Instructions to follow >>
Read the records and write them out again exactly.

◇ ◇ ◇ ◇ ◇

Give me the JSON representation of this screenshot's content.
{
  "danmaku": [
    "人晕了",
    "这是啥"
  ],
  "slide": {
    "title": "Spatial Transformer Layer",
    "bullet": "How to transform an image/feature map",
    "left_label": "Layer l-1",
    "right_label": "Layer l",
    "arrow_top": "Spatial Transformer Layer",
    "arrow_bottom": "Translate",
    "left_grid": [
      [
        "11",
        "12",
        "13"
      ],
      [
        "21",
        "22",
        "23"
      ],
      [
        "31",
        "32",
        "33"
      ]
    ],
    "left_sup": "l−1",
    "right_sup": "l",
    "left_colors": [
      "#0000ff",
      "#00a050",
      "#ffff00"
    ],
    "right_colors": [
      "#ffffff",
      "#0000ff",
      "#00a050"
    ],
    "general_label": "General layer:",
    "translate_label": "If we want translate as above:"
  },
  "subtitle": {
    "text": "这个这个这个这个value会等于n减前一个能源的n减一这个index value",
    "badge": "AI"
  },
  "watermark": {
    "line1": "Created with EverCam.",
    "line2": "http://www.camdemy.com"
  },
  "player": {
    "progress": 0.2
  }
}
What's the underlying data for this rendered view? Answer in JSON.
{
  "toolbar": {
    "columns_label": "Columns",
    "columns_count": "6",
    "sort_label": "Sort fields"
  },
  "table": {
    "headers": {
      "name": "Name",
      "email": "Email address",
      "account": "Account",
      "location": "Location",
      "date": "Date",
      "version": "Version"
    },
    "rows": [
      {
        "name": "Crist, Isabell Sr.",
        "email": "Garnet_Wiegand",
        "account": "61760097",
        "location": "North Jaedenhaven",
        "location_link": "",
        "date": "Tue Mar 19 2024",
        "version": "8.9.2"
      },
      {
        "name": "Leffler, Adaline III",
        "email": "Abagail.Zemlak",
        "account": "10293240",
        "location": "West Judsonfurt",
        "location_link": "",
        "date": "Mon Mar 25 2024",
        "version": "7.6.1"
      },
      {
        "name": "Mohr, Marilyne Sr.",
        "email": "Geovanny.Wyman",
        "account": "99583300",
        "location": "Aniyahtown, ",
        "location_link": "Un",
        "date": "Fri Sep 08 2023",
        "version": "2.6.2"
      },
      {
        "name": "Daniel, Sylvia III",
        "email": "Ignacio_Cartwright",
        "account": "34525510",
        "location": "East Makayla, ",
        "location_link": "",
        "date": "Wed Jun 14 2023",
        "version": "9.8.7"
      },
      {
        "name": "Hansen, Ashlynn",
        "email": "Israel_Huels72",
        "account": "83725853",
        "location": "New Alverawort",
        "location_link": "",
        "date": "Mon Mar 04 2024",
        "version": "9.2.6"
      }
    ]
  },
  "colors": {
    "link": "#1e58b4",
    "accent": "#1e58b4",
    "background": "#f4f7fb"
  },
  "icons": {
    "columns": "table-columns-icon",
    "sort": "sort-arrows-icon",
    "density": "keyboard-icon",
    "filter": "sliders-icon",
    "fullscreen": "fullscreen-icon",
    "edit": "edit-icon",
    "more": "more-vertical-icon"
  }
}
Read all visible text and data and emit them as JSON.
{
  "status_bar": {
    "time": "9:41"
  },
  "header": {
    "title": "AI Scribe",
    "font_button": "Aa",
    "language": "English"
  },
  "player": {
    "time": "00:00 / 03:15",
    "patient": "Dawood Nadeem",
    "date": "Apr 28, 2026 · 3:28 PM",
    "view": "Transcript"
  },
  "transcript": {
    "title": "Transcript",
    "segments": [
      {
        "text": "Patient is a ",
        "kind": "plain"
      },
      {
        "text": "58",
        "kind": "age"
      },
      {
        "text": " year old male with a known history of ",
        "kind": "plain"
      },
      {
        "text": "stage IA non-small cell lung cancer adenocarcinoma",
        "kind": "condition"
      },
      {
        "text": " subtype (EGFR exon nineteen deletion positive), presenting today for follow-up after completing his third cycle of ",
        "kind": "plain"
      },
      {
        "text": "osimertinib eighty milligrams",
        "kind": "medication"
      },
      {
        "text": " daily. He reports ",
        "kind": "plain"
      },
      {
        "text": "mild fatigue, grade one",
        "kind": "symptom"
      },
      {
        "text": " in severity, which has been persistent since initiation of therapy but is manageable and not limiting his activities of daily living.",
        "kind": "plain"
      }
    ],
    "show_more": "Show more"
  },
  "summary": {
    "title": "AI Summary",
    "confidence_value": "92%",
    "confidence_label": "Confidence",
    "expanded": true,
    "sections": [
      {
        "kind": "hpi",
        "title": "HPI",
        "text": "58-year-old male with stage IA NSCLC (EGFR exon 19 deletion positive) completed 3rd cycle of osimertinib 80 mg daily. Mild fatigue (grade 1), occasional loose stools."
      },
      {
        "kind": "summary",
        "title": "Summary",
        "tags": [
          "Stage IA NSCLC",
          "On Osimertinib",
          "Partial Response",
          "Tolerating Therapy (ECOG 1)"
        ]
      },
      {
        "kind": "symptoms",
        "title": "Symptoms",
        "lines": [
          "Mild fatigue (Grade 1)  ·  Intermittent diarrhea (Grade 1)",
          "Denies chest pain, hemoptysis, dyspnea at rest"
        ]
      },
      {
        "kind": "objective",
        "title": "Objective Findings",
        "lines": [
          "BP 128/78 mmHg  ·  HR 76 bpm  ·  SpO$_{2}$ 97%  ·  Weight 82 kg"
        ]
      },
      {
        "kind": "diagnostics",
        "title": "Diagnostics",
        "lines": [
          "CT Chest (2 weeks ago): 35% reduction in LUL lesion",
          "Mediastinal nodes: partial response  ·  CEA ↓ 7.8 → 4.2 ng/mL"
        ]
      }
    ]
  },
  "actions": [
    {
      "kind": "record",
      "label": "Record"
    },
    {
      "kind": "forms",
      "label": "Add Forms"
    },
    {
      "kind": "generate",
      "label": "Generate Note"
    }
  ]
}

◇ ◇ ◇ ◇ ◇

Result of this exercise >>
Give me the JSON representation of this screenshot's content.
{
  "danmaku": [
    "人晕了",
    "这是啥"
  ],
  "slide": {
    "title": "Spatial Transformer Layer",
    "bullet": "How to transform an image/feature map",
    "left_label": "Layer l-1",
    "right_label": "Layer l",
    "arrow_top": "Spatial Transformer Layer",
    "arrow_bottom": "Translate",
    "left_grid": [
      [
        "11",
        "12",
        "13"
      ],
      [
        "21",
        "22",
        "23"
      ],
      [
        "31",
        "32",
        "33"
      ]
    ],
    "left_sup": "l−1",
    "right_sup": "l",
    "left_colors": [
      "#0000ff",
      "#00a050",
      "#ffff00"
    ],
    "right_colors": [
      "#ffffff",
      "#0000ff",
      "#00a050"
    ],
    "general_label": "General layer:",
    "translate_label": "If we want translate as above:"
  },
  "subtitle": {
    "text": "这个这个这个这个value会等于n减前一个能源的n减一这个index value",
    "badge": "AI"
  },
  "watermark": {
    "line1": "Created with EverCam.",
    "line2": "http://www.camdemy.com"
  },
  "player": {
    "progress": 0.2
  }
}
What's the underlying data for this rendered view? Answer in JSON.
{
  "toolbar": {
    "columns_label": "Columns",
    "columns_count": "6",
    "sort_label": "Sort fields"
  },
  "table": {
    "headers": {
      "name": "Name",
      "email": "Email address",
      "account": "Account",
      "location": "Location",
      "date": "Date",
      "version": "Version"
    },
    "rows": [
      {
        "name": "Crist, Isabell Sr.",
        "email": "Garnet_Wiegand",
        "account": "61760097",
        "location": "North Jaedenhaven",
        "location_link": "",
        "date": "Tue Mar 19 2024",
        "version": "8.9.2"
      },
      {
        "name": "Leffler, Adaline III",
        "email": "Abagail.Zemlak",
        "account": "10293240",
        "location": "West Judsonfurt",
        "location_link": "",
        "date": "Mon Mar 25 2024",
        "version": "7.6.1"
      },
      {
        "name": "Mohr, Marilyne Sr.",
        "email": "Geovanny.Wyman",
        "account": "99583300",
        "location": "Aniyahtown, ",
        "location_link": "Un",
        "date": "Fri Sep 08 2023",
        "version": "2.6.2"
      },
      {
        "name": "Daniel, Sylvia III",
        "email": "Ignacio_Cartwright",
        "account": "34525510",
        "location": "East Makayla, ",
        "location_link": "",
        "date": "Wed Jun 14 2023",
        "version": "9.8.7"
      },
      {
        "name": "Hansen, Ashlynn",
        "email": "Israel_Huels72",
        "account": "83725853",
        "location": "New Alverawort",
        "location_link": "",
        "date": "Mon Mar 04 2024",
        "version": "9.2.6"
      }
    ]
  },
  "colors": {
    "link": "#1e58b4",
    "accent": "#1e58b4",
    "background": "#f4f7fb"
  },
  "icons": {
    "columns": "table-columns-icon",
    "sort": "sort-arrows-icon",
    "density": "keyboard-icon",
    "filter": "sliders-icon",
    "fullscreen": "fullscreen-icon",
    "edit": "edit-icon",
    "more": "more-vertical-icon"
  }
}
Read all visible text and data and emit them as JSON.
{
  "status_bar": {
    "time": "9:41"
  },
  "header": {
    "title": "AI Scribe",
    "font_button": "Aa",
    "language": "English"
  },
  "player": {
    "time": "00:00 / 03:15",
    "patient": "Dawood Nadeem",
    "date": "Apr 28, 2026 · 3:28 PM",
    "view": "Transcript"
  },
  "transcript": {
    "title": "Transcript",
    "segments": [
      {
        "text": "Patient is a ",
        "kind": "plain"
      },
      {
        "text": "58",
        "kind": "age"
      },
      {
        "text": " year old male with a known history of ",
        "kind": "plain"
      },
      {
        "text": "stage IA non-small cell lung cancer adenocarcinoma",
        "kind": "condition"
      },
      {
        "text": " subtype (EGFR exon nineteen deletion positive), presenting today for follow-up after completing his third cycle of ",
        "kind": "plain"
      },
      {
        "text": "osimertinib eighty milligrams",
        "kind": "medication"
      },
      {
        "text": " daily. He reports ",
        "kind": "plain"
      },
      {
        "text": "mild fatigue, grade one",
        "kind": "symptom"
      },
      {
        "text": " in severity, which has been persistent since initiation of therapy but is manageable and not limiting his activities of daily living.",
        "kind": "plain"
      }
    ],
    "show_more": "Show more"
  },
  "summary": {
    "title": "AI Summary",
    "confidence_value": "92%",
    "confidence_label": "Confidence",
    "expanded": true,
    "sections": [
      {
        "kind": "hpi",
        "title": "HPI",
        "text": "58-year-old male with stage IA NSCLC (EGFR exon 19 deletion positive) completed 3rd cycle of osimertinib 80 mg daily. Mild fatigue (grade 1), occasional loose stools."
      },
      {
        "kind": "summary",
        "title": "Summary",
        "tags": [
          "Stage IA NSCLC",
          "On Osimertinib",
          "Partial Response",
          "Tolerating Therapy (ECOG 1)"
        ]
      },
      {
        "kind": "symptoms",
        "title": "Symptoms",
        "lines": [
          "Mild fatigue (Grade 1)  ·  Intermittent diarrhea (Grade 1)",
          "Denies chest pain, hemoptysis, dyspnea at rest"
        ]
      },
      {
        "kind": "objective",
        "title": "Objective Findings",
        "lines": [
          "BP 128/78 mmHg  ·  HR 76 bpm  ·  SpO$_{2}$ 97%  ·  Weight 82 kg"
        ]
      },
      {
        "kind": "diagnostics",
        "title": "Diagnostics",
        "lines": [
          "CT Chest (2 weeks ago): 35% reduction in LUL lesion",
          "Mediastinal nodes: partial response  ·  CEA ↓ 7.8 → 4.2 ng/mL"
        ]
      }
    ]
  },
  "actions": [
    {
      "kind": "record",
      "label": "Record"
    },
    {
      "kind": "forms",
      "label": "Add Forms"
    },
    {
      "kind": "generate",
      "label": "Generate Note"
    }
  ]
}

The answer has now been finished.